### Objective
Transcribe every record that appears below, exactly and in full.

### Dataset records
----

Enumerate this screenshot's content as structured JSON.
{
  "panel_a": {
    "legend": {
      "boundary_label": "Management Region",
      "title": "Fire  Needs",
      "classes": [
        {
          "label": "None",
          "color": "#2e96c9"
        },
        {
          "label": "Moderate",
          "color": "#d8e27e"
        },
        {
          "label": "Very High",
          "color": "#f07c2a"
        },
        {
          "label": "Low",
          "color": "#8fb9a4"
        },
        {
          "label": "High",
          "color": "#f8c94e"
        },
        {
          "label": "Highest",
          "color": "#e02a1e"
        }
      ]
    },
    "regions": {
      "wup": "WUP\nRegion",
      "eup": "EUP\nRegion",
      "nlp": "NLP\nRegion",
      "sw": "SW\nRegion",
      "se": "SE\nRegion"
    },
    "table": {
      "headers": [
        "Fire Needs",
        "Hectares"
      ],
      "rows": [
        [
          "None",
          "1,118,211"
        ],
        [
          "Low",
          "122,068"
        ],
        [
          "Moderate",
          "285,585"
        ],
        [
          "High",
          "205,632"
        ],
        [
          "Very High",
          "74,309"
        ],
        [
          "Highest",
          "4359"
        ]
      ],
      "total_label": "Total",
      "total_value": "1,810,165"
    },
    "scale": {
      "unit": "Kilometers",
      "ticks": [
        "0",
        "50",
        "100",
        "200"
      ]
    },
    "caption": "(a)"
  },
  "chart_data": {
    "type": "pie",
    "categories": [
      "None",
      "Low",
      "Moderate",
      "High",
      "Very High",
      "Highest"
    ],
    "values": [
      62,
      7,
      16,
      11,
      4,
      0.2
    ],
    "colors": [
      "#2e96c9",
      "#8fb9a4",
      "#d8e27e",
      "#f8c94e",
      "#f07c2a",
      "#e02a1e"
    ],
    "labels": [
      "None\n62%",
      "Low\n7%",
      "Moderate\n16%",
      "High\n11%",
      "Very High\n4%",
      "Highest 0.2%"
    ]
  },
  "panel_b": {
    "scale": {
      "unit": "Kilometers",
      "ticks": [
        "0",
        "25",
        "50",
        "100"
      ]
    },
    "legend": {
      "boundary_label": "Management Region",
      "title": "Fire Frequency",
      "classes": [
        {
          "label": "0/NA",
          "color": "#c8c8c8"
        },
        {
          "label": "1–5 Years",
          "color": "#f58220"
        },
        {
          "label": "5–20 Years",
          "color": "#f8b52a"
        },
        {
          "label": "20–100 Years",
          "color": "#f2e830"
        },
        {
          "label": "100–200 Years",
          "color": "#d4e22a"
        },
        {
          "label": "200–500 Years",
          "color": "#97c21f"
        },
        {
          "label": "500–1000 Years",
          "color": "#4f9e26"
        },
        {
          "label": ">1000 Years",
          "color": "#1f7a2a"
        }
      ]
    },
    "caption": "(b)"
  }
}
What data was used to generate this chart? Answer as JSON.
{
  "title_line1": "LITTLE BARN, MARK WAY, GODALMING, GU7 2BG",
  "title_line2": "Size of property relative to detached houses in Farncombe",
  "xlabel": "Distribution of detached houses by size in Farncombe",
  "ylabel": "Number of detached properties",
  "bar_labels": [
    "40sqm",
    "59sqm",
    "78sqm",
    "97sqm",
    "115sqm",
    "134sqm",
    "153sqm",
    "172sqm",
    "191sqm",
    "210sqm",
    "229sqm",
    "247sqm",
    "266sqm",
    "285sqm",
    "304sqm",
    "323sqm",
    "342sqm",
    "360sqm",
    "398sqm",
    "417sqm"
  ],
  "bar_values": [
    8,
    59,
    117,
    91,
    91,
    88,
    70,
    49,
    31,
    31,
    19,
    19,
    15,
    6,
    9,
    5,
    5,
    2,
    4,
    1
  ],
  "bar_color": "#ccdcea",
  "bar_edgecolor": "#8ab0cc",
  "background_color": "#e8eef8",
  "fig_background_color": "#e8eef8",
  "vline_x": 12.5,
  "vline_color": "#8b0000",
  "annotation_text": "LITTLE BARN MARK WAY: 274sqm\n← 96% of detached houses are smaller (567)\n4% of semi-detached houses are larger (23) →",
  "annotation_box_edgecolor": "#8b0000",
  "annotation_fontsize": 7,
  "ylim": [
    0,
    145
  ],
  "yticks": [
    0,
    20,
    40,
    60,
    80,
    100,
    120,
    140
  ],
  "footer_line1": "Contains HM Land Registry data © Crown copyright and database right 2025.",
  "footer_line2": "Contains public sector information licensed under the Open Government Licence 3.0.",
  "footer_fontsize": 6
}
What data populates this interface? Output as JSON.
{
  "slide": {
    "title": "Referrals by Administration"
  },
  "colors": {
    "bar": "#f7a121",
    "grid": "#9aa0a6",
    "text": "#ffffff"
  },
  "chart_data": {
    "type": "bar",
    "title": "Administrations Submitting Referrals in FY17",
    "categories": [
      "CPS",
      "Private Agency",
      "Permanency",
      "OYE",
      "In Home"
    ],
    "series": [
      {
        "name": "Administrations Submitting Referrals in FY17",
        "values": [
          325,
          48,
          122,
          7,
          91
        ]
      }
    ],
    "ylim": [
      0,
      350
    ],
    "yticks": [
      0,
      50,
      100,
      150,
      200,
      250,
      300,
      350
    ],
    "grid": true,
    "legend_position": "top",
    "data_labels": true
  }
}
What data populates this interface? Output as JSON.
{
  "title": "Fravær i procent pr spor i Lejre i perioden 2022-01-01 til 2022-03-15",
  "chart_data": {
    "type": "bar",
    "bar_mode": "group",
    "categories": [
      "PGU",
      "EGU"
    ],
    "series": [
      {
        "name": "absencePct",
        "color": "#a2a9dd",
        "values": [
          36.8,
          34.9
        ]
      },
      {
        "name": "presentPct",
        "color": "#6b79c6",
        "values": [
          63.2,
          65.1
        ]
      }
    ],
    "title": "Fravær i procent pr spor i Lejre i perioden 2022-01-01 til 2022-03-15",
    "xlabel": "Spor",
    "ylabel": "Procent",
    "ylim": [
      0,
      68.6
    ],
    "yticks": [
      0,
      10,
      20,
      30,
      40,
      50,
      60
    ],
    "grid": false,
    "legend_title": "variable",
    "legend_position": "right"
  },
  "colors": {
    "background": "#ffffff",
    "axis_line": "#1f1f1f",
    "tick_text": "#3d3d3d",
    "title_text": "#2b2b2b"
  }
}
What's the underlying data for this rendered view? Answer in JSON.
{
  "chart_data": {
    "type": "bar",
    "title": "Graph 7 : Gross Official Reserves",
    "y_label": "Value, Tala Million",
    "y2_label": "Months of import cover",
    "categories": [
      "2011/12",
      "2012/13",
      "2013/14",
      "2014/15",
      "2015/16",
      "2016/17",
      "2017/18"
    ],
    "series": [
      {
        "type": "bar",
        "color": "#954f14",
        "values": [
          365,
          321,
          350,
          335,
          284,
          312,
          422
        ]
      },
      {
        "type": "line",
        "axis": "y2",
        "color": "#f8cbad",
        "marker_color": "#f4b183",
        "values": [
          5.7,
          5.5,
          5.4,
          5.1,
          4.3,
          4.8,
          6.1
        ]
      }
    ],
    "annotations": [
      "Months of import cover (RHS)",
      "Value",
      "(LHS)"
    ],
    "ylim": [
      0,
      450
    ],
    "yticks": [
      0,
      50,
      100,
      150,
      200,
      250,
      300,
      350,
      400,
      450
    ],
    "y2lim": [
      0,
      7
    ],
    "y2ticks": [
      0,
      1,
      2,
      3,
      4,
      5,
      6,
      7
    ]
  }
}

----

### Output of the exercise
Enumerate this screenshot's content as structured JSON.
{
  "panel_a": {
    "legend": {
      "boundary_label": "Management Region",
      "title": "Fire  Needs",
      "classes": [
        {
          "label": "None",
          "color": "#2e96c9"
        },
        {
          "label": "Moderate",
          "color": "#d8e27e"
        },
        {
          "label": "Very High",
          "color": "#f07c2a"
        },
        {
          "label": "Low",
          "color": "#8fb9a4"
        },
        {
          "label": "High",
          "color": "#f8c94e"
        },
        {
          "label": "Highest",
          "color": "#e02a1e"
        }
      ]
    },
    "regions": {
      "wup": "WUP\nRegion",
      "eup": "EUP\nRegion",
      "nlp": "NLP\nRegion",
      "sw": "SW\nRegion",
      "se": "SE\nRegion"
    },
    "table": {
      "headers": [
        "Fire Needs",
        "Hectares"
      ],
      "rows": [
        [
          "None",
          "1,118,211"
        ],
        [
          "Low",
          "122,068"
        ],
        [
          "Moderate",
          "285,585"
        ],
        [
          "High",
          "205,632"
        ],
        [
          "Very High",
          "74,309"
        ],
        [
          "Highest",
          "4359"
        ]
      ],
      "total_label": "Total",
      "total_value": "1,810,165"
    },
    "scale": {
      "unit": "Kilometers",
      "ticks": [
        "0",
        "50",
        "100",
        "200"
      ]
    },
    "caption": "(a)"
  },
  "chart_data": {
    "type": "pie",
    "categories": [
      "None",
      "Low",
      "Moderate",
      "High",
      "Very High",
      "Highest"
    ],
    "values": [
      62,
      7,
      16,
      11,
      4,
      0.2
    ],
    "colors": [
      "#2e96c9",
      "#8fb9a4",
      "#d8e27e",
      "#f8c94e",
      "#f07c2a",
      "#e02a1e"
    ],
    "labels": [
      "None\n62%",
      "Low\n7%",
      "Moderate\n16%",
      "High\n11%",
      "Very High\n4%",
      "Highest 0.2%"
    ]
  },
  "panel_b": {
    "scale": {
      "unit": "Kilometers",
      "ticks": [
        "0",
        "25",
        "50",
        "100"
      ]
    },
    "legend": {
      "boundary_label": "Management Region",
      "title": "Fire Frequency",
      "classes": [
        {
          "label": "0/NA",
          "color": "#c8c8c8"
        },
        {
          "label": "1–5 Years",
          "color": "#f58220"
        },
        {
          "label": "5–20 Years",
          "color": "#f8b52a"
        },
        {
          "label": "20–100 Years",
          "color": "#f2e830"
        },
        {
          "label": "100–200 Years",
          "color": "#d4e22a"
        },
        {
          "label": "200–500 Years",
          "color": "#97c21f"
        },
        {
          "label": "500–1000 Years",
          "color": "#4f9e26"
        },
        {
          "label": ">1000 Years",
          "color": "#1f7a2a"
        }
      ]
    },
    "caption": "(b)"
  }
}
What data was used to generate this chart? Answer as JSON.
{
  "title_line1": "LITTLE BARN, MARK WAY, GODALMING, GU7 2BG",
  "title_line2": "Size of property relative to detached houses in Farncombe",
  "xlabel": "Distribution of detached houses by size in Farncombe",
  "ylabel": "Number of detached properties",
  "bar_labels": [
    "40sqm",
    "59sqm",
    "78sqm",
    "97sqm",
    "115sqm",
    "134sqm",
    "153sqm",
    "172sqm",
    "191sqm",
    "210sqm",
    "229sqm",
    "247sqm",
    "266sqm",
    "285sqm",
    "304sqm",
    "323sqm",
    "342sqm",
    "360sqm",
    "398sqm",
    "417sqm"
  ],
  "bar_values": [
    8,
    59,
    117,
    91,
    91,
    88,
    70,
    49,
    31,
    31,
    19,
    19,
    15,
    6,
    9,
    5,
    5,
    2,
    4,
    1
  ],
  "bar_color": "#ccdcea",
  "bar_edgecolor": "#8ab0cc",
  "background_color": "#e8eef8",
  "fig_background_color": "#e8eef8",
  "vline_x": 12.5,
  "vline_color": "#8b0000",
  "annotation_text": "LITTLE BARN MARK WAY: 274sqm\n← 96% of detached houses are smaller (567)\n4% of semi-detached houses are larger (23) →",
  "annotation_box_edgecolor": "#8b0000",
  "annotation_fontsize": 7,
  "ylim": [
    0,
    145
  ],
  "yticks": [
    0,
    20,
    40,
    60,
    80,
    100,
    120,
    140
  ],
  "footer_line1": "Contains HM Land Registry data © Crown copyright and database right 2025.",
  "footer_line2": "Contains public sector information licensed under the Open Government Licence 3.0.",
  "footer_fontsize": 6
}
What data populates this interface? Output as JSON.
{
  "slide": {
    "title": "Referrals by Administration"
  },
  "colors": {
    "bar": "#f7a121",
    "grid": "#9aa0a6",
    "text": "#ffffff"
  },
  "chart_data": {
    "type": "bar",
    "title": "Administrations Submitting Referrals in FY17",
    "categories": [
      "CPS",
      "Private Agency",
      "Permanency",
      "OYE",
      "In Home"
    ],
    "series": [
      {
        "name": "Administrations Submitting Referrals in FY17",
        "values": [
          325,
          48,
          122,
          7,
          91
        ]
      }
    ],
    "ylim": [
      0,
      350
    ],
    "yticks": [
      0,
      50,
      100,
      150,
      200,
      250,
      300,
      350
    ],
    "grid": true,
    "legend_position": "top",
    "data_labels": true
  }
}
What data populates this interface? Output as JSON.
{
  "title": "Fravær i procent pr spor i Lejre i perioden 2022-01-01 til 2022-03-15",
  "chart_data": {
    "type": "bar",
    "bar_mode": "group",
    "categories": [
      "PGU",
      "EGU"
    ],
    "series": [
      {
        "name": "absencePct",
        "color": "#a2a9dd",
        "values": [
          36.8,
          34.9
        ]
      },
      {
        "name": "presentPct",
        "color": "#6b79c6",
        "values": [
          63.2,
          65.1
        ]
      }
    ],
    "title": "Fravær i procent pr spor i Lejre i perioden 2022-01-01 til 2022-03-15",
    "xlabel": "Spor",
    "ylabel": "Procent",
    "ylim": [
      0,
      68.6
    ],
    "yticks": [
      0,
      10,
      20,
      30,
      40,
      50,
      60
    ],
    "grid": false,
    "legend_title": "variable",
    "legend_position": "right"
  },
  "colors": {
    "background": "#ffffff",
    "axis_line": "#1f1f1f",
    "tick_text": "#3d3d3d",
    "title_text": "#2b2b2b"
  }
}
What's the underlying data for this rendered view? Answer in JSON.
{
  "chart_data": {
    "type": "bar",
    "title": "Graph 7 : Gross Official Reserves",
    "y_label": "Value, Tala Million",
    "y2_label": "Months of import cover",
    "categories": [
      "2011/12",
      "2012/13",
      "2013/14",
      "2014/15",
      "2015/16",
      "2016/17",
      "2017/18"
    ],
    "series": [
      {
        "type": "bar",
        "color": "#954f14",
        "values": [
          365,
          321,
          350,
          335,
          284,
          312,
          422
        ]
      },
      {
        "type": "line",
        "axis": "y2",
        "color": "#f8cbad",
        "marker_color": "#f4b183",
        "values": [
          5.7,
          5.5,
          5.4,
          5.1,
          4.3,
          4.8,
          6.1
        ]
      }
    ],
    "annotations": [
      "Months of import cover (RHS)",
      "Value",
      "(LHS)"
    ],
    "ylim": [
      0,
      450
    ],
    "yticks": [
      0,
      50,
      100,
      150,
      200,
      250,
      300,
      350,
      400,
      450
    ],
    "y2lim": [
      0,
      7
    ],
    "y2ticks": [
      0,
      1,
      2,
      3,
      4,
      5,
      6,
      7
    ]
  }
}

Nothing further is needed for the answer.